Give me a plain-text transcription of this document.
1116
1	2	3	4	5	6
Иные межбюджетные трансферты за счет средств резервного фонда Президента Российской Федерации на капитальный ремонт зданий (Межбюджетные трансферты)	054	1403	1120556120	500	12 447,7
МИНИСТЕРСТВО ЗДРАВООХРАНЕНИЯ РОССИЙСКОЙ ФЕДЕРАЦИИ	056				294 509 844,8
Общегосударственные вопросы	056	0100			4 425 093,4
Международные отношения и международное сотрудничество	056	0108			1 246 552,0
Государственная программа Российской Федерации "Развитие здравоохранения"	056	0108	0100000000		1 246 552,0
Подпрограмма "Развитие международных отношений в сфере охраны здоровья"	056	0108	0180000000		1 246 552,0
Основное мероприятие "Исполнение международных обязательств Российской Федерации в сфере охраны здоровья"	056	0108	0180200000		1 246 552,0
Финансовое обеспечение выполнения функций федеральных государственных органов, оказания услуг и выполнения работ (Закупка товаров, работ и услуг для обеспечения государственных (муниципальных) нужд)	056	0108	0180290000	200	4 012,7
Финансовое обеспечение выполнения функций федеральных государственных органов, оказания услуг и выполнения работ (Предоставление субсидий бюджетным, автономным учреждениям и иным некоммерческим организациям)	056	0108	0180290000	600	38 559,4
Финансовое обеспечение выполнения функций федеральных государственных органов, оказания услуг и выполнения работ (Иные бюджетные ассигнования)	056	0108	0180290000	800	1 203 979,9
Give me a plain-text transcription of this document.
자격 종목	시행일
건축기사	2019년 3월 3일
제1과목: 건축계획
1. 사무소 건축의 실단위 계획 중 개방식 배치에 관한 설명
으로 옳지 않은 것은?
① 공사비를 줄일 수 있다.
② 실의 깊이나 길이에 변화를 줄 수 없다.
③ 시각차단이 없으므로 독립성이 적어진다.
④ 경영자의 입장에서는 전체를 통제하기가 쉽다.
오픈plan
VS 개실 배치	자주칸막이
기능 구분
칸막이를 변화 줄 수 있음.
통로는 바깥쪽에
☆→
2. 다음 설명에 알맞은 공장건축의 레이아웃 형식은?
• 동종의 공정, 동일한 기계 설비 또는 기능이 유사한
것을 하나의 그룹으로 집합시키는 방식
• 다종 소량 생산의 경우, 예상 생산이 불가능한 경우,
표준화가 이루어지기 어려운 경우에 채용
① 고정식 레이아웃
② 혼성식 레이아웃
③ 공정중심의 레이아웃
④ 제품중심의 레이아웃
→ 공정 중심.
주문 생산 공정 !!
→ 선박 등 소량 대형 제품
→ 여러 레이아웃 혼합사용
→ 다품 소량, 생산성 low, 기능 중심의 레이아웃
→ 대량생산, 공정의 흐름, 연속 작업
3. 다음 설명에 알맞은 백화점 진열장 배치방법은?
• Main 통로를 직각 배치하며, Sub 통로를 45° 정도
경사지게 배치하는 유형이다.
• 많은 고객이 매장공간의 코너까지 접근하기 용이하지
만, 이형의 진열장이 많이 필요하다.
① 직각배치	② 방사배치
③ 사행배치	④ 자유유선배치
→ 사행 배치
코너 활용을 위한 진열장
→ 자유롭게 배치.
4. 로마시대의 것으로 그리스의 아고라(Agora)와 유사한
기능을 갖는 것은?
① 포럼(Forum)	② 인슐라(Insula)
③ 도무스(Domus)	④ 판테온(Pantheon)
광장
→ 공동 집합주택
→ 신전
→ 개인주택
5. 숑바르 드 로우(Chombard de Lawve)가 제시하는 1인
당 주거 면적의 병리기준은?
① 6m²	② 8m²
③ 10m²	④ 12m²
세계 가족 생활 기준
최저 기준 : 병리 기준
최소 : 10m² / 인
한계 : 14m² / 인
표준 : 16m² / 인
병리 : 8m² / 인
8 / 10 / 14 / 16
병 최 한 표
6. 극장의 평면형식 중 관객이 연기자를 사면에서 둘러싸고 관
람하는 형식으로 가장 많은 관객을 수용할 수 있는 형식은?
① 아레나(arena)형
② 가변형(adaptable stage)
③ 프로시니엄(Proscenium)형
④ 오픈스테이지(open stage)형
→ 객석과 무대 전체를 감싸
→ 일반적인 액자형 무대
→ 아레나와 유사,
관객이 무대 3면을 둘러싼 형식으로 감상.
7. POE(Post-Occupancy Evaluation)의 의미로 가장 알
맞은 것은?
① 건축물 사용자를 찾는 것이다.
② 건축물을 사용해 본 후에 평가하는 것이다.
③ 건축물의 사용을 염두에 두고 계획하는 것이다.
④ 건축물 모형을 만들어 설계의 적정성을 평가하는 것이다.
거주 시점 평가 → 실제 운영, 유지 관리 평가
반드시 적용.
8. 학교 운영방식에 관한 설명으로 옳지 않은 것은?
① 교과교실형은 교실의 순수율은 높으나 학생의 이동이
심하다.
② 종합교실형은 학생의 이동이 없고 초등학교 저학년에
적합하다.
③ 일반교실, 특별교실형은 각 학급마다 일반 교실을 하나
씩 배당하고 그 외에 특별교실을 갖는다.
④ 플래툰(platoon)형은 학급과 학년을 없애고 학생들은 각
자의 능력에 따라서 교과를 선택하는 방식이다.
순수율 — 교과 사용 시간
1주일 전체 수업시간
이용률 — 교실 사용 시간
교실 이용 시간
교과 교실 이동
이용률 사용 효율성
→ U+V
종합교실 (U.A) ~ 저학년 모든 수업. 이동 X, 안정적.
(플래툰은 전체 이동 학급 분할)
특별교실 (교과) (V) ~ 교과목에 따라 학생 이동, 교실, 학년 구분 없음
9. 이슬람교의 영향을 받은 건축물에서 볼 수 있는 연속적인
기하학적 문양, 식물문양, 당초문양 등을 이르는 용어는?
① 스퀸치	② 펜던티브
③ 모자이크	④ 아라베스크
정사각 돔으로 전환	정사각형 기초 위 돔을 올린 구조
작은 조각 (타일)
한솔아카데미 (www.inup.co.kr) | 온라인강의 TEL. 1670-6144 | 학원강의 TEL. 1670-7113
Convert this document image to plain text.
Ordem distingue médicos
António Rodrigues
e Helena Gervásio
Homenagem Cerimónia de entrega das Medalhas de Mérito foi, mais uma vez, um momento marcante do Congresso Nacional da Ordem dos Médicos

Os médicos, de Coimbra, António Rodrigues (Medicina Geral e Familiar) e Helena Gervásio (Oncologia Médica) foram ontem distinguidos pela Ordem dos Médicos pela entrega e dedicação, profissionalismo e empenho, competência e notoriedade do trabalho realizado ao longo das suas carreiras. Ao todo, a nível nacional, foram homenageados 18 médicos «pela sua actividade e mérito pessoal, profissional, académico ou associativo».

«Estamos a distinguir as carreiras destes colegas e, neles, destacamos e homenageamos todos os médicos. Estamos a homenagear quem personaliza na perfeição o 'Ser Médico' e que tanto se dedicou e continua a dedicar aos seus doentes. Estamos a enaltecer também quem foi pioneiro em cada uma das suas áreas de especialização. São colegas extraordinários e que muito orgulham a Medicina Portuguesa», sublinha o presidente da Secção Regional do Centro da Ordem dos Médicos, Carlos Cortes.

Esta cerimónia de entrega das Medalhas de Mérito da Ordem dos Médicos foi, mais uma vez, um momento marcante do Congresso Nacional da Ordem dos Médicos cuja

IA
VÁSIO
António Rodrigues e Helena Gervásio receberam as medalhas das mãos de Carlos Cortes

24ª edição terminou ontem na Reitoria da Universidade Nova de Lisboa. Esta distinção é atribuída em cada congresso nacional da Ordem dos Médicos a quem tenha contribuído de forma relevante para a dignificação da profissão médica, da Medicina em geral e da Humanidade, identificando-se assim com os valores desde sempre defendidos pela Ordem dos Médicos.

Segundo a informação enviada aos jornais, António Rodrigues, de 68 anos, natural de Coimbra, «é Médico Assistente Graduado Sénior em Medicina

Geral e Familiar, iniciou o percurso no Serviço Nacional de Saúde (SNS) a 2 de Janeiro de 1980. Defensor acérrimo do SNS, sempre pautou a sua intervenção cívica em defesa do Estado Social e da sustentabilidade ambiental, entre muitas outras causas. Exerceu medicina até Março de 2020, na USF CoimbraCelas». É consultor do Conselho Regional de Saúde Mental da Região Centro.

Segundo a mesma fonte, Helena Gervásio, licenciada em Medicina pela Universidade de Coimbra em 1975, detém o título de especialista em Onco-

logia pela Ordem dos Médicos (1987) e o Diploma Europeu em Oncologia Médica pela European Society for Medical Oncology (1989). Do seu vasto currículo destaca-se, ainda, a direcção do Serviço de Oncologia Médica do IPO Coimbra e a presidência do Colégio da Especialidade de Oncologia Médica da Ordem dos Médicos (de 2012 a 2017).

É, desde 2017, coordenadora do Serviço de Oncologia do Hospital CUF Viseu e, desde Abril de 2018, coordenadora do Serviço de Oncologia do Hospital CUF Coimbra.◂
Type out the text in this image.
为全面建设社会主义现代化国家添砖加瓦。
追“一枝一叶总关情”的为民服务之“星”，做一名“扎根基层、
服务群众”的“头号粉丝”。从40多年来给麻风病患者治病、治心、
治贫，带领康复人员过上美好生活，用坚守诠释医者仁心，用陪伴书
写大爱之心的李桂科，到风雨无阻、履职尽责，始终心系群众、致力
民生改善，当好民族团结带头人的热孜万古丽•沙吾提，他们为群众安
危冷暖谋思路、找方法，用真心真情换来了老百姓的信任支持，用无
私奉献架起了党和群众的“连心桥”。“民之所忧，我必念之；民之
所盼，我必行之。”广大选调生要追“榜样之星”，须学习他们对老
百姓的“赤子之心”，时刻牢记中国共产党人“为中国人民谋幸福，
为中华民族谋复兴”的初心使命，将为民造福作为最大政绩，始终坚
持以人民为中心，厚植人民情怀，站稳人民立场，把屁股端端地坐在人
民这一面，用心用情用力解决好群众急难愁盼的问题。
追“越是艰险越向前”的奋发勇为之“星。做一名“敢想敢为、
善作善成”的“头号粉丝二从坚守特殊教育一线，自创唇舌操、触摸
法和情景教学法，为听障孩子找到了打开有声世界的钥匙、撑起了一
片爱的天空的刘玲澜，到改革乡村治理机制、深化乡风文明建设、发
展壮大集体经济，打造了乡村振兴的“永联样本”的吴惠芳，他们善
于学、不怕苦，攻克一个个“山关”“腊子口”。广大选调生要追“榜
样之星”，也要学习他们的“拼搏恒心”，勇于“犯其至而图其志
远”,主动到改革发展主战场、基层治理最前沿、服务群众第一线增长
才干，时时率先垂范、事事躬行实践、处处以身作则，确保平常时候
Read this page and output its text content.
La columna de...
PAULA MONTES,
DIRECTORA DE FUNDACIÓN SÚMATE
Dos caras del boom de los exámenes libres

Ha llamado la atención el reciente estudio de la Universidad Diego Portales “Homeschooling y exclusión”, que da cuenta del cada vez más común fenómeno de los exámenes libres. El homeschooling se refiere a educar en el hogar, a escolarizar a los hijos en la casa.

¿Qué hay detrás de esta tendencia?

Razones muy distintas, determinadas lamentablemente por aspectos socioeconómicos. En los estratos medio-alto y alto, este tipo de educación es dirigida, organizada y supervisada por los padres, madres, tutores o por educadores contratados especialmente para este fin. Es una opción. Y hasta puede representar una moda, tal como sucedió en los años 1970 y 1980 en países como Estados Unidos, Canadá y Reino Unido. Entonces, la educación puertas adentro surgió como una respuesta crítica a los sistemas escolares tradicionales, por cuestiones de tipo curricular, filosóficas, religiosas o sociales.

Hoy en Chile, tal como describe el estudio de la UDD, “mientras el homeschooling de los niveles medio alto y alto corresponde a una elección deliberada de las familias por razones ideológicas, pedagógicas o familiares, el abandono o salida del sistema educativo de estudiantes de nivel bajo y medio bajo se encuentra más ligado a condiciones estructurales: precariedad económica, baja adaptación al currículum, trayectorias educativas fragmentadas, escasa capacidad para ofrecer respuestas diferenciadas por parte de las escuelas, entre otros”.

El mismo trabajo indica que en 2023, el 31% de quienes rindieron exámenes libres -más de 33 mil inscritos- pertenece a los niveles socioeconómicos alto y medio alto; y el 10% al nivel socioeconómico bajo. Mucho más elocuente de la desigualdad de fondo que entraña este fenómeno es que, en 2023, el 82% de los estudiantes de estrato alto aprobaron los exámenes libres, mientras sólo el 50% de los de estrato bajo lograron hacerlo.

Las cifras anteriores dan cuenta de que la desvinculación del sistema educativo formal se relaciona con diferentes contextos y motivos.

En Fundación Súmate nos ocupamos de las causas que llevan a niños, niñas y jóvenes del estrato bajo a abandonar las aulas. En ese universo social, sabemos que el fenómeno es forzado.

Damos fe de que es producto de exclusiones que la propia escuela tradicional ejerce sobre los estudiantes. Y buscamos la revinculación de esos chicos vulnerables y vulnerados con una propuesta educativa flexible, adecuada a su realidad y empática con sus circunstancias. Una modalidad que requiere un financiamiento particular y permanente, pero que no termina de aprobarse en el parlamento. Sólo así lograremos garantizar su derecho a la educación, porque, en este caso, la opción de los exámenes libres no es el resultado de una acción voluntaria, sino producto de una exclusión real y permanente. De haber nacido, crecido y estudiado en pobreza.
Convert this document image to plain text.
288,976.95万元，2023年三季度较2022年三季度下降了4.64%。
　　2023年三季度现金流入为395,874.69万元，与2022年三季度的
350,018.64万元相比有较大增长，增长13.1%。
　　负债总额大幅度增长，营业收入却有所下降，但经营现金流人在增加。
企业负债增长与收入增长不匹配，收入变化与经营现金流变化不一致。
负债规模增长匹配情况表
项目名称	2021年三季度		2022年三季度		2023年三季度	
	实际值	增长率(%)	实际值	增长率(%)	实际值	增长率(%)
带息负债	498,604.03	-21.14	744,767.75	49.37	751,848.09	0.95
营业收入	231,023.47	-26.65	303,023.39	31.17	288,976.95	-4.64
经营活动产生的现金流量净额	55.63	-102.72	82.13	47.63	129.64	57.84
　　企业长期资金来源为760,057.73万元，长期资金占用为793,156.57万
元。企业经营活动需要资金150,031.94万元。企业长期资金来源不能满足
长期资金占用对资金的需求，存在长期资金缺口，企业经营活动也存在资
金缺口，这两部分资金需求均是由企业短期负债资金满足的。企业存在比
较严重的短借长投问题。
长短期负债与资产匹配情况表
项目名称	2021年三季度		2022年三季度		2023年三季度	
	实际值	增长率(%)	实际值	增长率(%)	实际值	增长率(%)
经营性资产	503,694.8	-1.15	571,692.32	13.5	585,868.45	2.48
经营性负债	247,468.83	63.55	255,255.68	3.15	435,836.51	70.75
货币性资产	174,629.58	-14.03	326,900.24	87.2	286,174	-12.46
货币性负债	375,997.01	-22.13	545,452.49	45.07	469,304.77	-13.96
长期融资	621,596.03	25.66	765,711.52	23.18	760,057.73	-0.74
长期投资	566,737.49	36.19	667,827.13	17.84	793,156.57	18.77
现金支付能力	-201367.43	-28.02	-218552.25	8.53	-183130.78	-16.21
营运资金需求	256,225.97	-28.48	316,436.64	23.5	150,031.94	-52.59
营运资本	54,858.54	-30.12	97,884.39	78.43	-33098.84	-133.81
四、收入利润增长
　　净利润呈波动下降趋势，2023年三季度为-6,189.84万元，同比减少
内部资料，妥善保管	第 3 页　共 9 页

____

* _Set exercise_: Select, from the listing, all lines that include the word "marcante".

* _Result_:
Homenagem Cerimónia de entrega das Medalhas de Mérito foi, mais uma vez, um momento marcante do Congresso Nacional da Ordem dos Médicos
Esta cerimónia de entrega das Medalhas de Mérito da Ordem dos Médicos foi, mais uma vez, um momento marcante do Congresso Nacional da Ordem dos Médicos cuja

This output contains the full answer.